Data excerpts:
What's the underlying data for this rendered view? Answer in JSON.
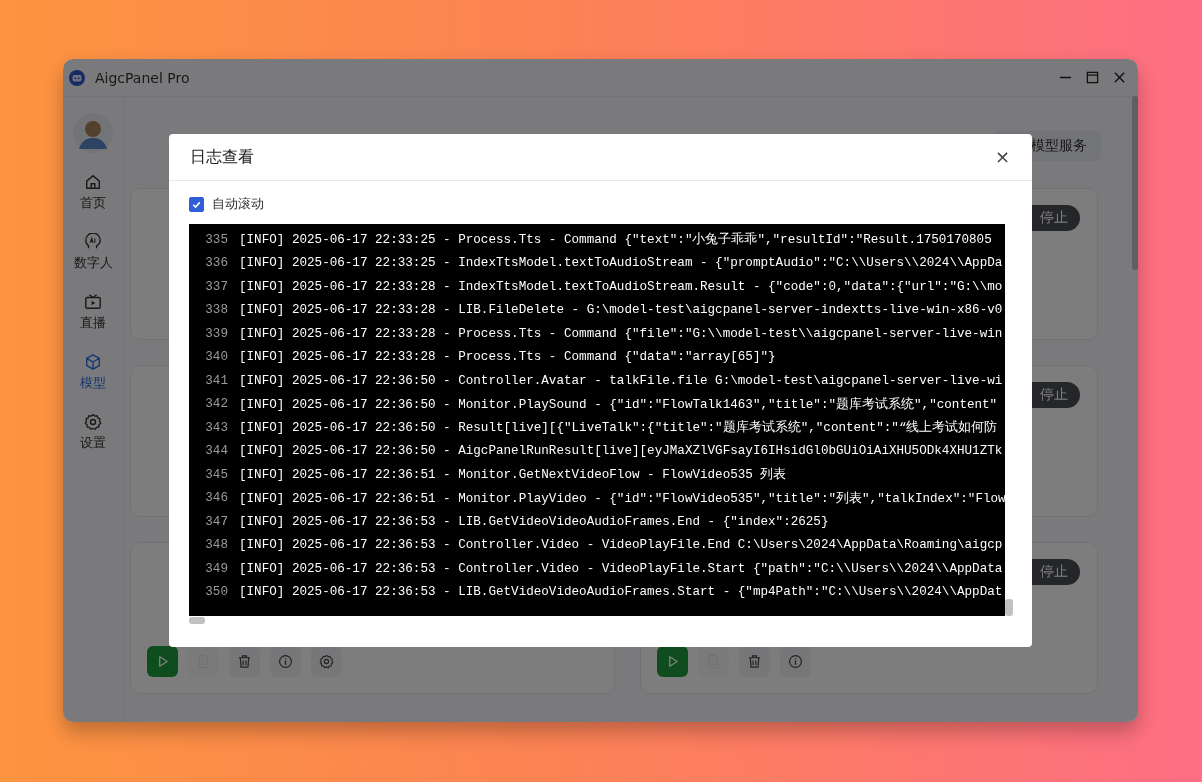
{
  "window": {
    "title": "AigcPanel Pro"
  },
  "sidebar": {
    "items": [
      {
        "label": "首页",
        "kind": "home",
        "selected": false
      },
      {
        "label": "数字人",
        "kind": "ai",
        "selected": false
      },
      {
        "label": "直播",
        "kind": "tv",
        "selected": false
      },
      {
        "label": "模型",
        "kind": "cube",
        "selected": true
      },
      {
        "label": "设置",
        "kind": "gear",
        "selected": false
      }
    ]
  },
  "header_button": "模型服务",
  "card_rows": [
    {
      "status": "停止"
    },
    {
      "status": "停止"
    },
    {
      "status": "停止",
      "left_actions": [
        {
          "kind": "play",
          "disabled": false
        },
        {
          "kind": "file",
          "disabled": true
        },
        {
          "kind": "delete",
          "disabled": false
        },
        {
          "kind": "info",
          "disabled": false
        },
        {
          "kind": "settings",
          "disabled": false
        }
      ],
      "right_actions": [
        {
          "kind": "play",
          "disabled": false
        },
        {
          "kind": "file",
          "disabled": true
        },
        {
          "kind": "delete",
          "disabled": false
        },
        {
          "kind": "info",
          "disabled": false
        }
      ]
    }
  ],
  "dialog": {
    "title": "日志查看",
    "close": "×",
    "auto_scroll": {
      "label": "自动滚动",
      "checked": true
    },
    "log_lines": [
      {
        "number": "335",
        "text": "[INFO] 2025-06-17 22:33:25 - Process.Tts - Command {\"text\":\"小兔子乖乖\",\"resultId\":\"Result.1750170805"
      },
      {
        "number": "336",
        "text": "[INFO] 2025-06-17 22:33:25 - IndexTtsModel.textToAudioStream - {\"promptAudio\":\"C:\\\\Users\\\\2024\\\\AppDa"
      },
      {
        "number": "337",
        "text": "[INFO] 2025-06-17 22:33:28 - IndexTtsModel.textToAudioStream.Result - {\"code\":0,\"data\":{\"url\":\"G:\\\\mo"
      },
      {
        "number": "338",
        "text": "[INFO] 2025-06-17 22:33:28 - LIB.FileDelete - G:\\model-test\\aigcpanel-server-indextts-live-win-x86-v0"
      },
      {
        "number": "339",
        "text": "[INFO] 2025-06-17 22:33:28 - Process.Tts - Command {\"file\":\"G:\\\\model-test\\\\aigcpanel-server-live-win"
      },
      {
        "number": "340",
        "text": "[INFO] 2025-06-17 22:33:28 - Process.Tts - Command {\"data\":\"array[65]\"}"
      },
      {
        "number": "341",
        "text": "[INFO] 2025-06-17 22:36:50 - Controller.Avatar - talkFile.file G:\\model-test\\aigcpanel-server-live-wi"
      },
      {
        "number": "342",
        "text": "[INFO] 2025-06-17 22:36:50 - Monitor.PlaySound - {\"id\":\"FlowTalk1463\",\"title\":\"题库考试系统\",\"content\""
      },
      {
        "number": "343",
        "text": "[INFO] 2025-06-17 22:36:50 - Result[live][{\"LiveTalk\":{\"title\":\"题库考试系统\",\"content\":\"“线上考试如何防"
      },
      {
        "number": "344",
        "text": "[INFO] 2025-06-17 22:36:50 - AigcPanelRunResult[live][eyJMaXZlVGFsayI6IHsidGl0bGUiOiAiXHU5ODk4XHU1ZTk"
      },
      {
        "number": "345",
        "text": "[INFO] 2025-06-17 22:36:51 - Monitor.GetNextVideoFlow - FlowVideo535 列表"
      },
      {
        "number": "346",
        "text": "[INFO] 2025-06-17 22:36:51 - Monitor.PlayVideo - {\"id\":\"FlowVideo535\",\"title\":\"列表\",\"talkIndex\":\"Flow"
      },
      {
        "number": "347",
        "text": "[INFO] 2025-06-17 22:36:53 - LIB.GetVideoVideoAudioFrames.End - {\"index\":2625}"
      },
      {
        "number": "348",
        "text": "[INFO] 2025-06-17 22:36:53 - Controller.Video - VideoPlayFile.End C:\\Users\\2024\\AppData\\Roaming\\aigcp"
      },
      {
        "number": "349",
        "text": "[INFO] 2025-06-17 22:36:53 - Controller.Video - VideoPlayFile.Start {\"path\":\"C:\\\\Users\\\\2024\\\\AppData"
      },
      {
        "number": "350",
        "text": "[INFO] 2025-06-17 22:36:53 - LIB.GetVideoVideoAudioFrames.Start - {\"mp4Path\":\"C:\\\\Users\\\\2024\\\\AppDat"
      }
    ]
  }
}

Stated task: Pictures don't belong in the copy. Restate all the entries exactly.

Final answer:
What's the underlying data for this rendered view? Answer in JSON.
{
  "window": {
    "title": "AigcPanel Pro"
  },
  "sidebar": {
    "items": [
      {
        "label": "首页",
        "kind": "home",
        "selected": false
      },
      {
        "label": "数字人",
        "kind": "ai",
        "selected": false
      },
      {
        "label": "直播",
        "kind": "tv",
        "selected": false
      },
      {
        "label": "模型",
        "kind": "cube",
        "selected": true
      },
      {
        "label": "设置",
        "kind": "gear",
        "selected": false
      }
    ]
  },
  "header_button": "模型服务",
  "card_rows": [
    {
      "status": "停止"
    },
    {
      "status": "停止"
    },
    {
      "status": "停止",
      "left_actions": [
        {
          "kind": "play",
          "disabled": false
        },
        {
          "kind": "file",
          "disabled": true
        },
        {
          "kind": "delete",
          "disabled": false
        },
        {
          "kind": "info",
          "disabled": false
        },
        {
          "kind": "settings",
          "disabled": false
        }
      ],
      "right_actions": [
        {
          "kind": "play",
          "disabled": false
        },
        {
          "kind": "file",
          "disabled": true
        },
        {
          "kind": "delete",
          "disabled": false
        },
        {
          "kind": "info",
          "disabled": false
        }
      ]
    }
  ],
  "dialog": {
    "title": "日志查看",
    "close": "×",
    "auto_scroll": {
      "label": "自动滚动",
      "checked": true
    },
    "log_lines": [
      {
        "number": "335",
        "text": "[INFO] 2025-06-17 22:33:25 - Process.Tts - Command {\"text\":\"小兔子乖乖\",\"resultId\":\"Result.1750170805"
      },
      {
        "number": "336",
        "text": "[INFO] 2025-06-17 22:33:25 - IndexTtsModel.textToAudioStream - {\"promptAudio\":\"C:\\\\Users\\\\2024\\\\AppDa"
      },
      {
        "number": "337",
        "text": "[INFO] 2025-06-17 22:33:28 - IndexTtsModel.textToAudioStream.Result - {\"code\":0,\"data\":{\"url\":\"G:\\\\mo"
      },
      {
        "number": "338",
        "text": "[INFO] 2025-06-17 22:33:28 - LIB.FileDelete - G:\\model-test\\aigcpanel-server-indextts-live-win-x86-v0"
      },
      {
        "number": "339",
        "text": "[INFO] 2025-06-17 22:33:28 - Process.Tts - Command {\"file\":\"G:\\\\model-test\\\\aigcpanel-server-live-win"
      },
      {
        "number": "340",
        "text": "[INFO] 2025-06-17 22:33:28 - Process.Tts - Command {\"data\":\"array[65]\"}"
      },
      {
        "number": "341",
        "text": "[INFO] 2025-06-17 22:36:50 - Controller.Avatar - talkFile.file G:\\model-test\\aigcpanel-server-live-wi"
      },
      {
        "number": "342",
        "text": "[INFO] 2025-06-17 22:36:50 - Monitor.PlaySound - {\"id\":\"FlowTalk1463\",\"title\":\"题库考试系统\",\"content\""
      },
      {
        "number": "343",
        "text": "[INFO] 2025-06-17 22:36:50 - Result[live][{\"LiveTalk\":{\"title\":\"题库考试系统\",\"content\":\"“线上考试如何防"
      },
      {
        "number": "344",
        "text": "[INFO] 2025-06-17 22:36:50 - AigcPanelRunResult[live][eyJMaXZlVGFsayI6IHsidGl0bGUiOiAiXHU5ODk4XHU1ZTk"
      },
      {
        "number": "345",
        "text": "[INFO] 2025-06-17 22:36:51 - Monitor.GetNextVideoFlow - FlowVideo535 列表"
      },
      {
        "number": "346",
        "text": "[INFO] 2025-06-17 22:36:51 - Monitor.PlayVideo - {\"id\":\"FlowVideo535\",\"title\":\"列表\",\"talkIndex\":\"Flow"
      },
      {
        "number": "347",
        "text": "[INFO] 2025-06-17 22:36:53 - LIB.GetVideoVideoAudioFrames.End - {\"index\":2625}"
      },
      {
        "number": "348",
        "text": "[INFO] 2025-06-17 22:36:53 - Controller.Video - VideoPlayFile.End C:\\Users\\2024\\AppData\\Roaming\\aigcp"
      },
      {
        "number": "349",
        "text": "[INFO] 2025-06-17 22:36:53 - Controller.Video - VideoPlayFile.Start {\"path\":\"C:\\\\Users\\\\2024\\\\AppData"
      },
      {
        "number": "350",
        "text": "[INFO] 2025-06-17 22:36:53 - LIB.GetVideoVideoAudioFrames.Start - {\"mp4Path\":\"C:\\\\Users\\\\2024\\\\AppDat"
      }
    ]
  }
}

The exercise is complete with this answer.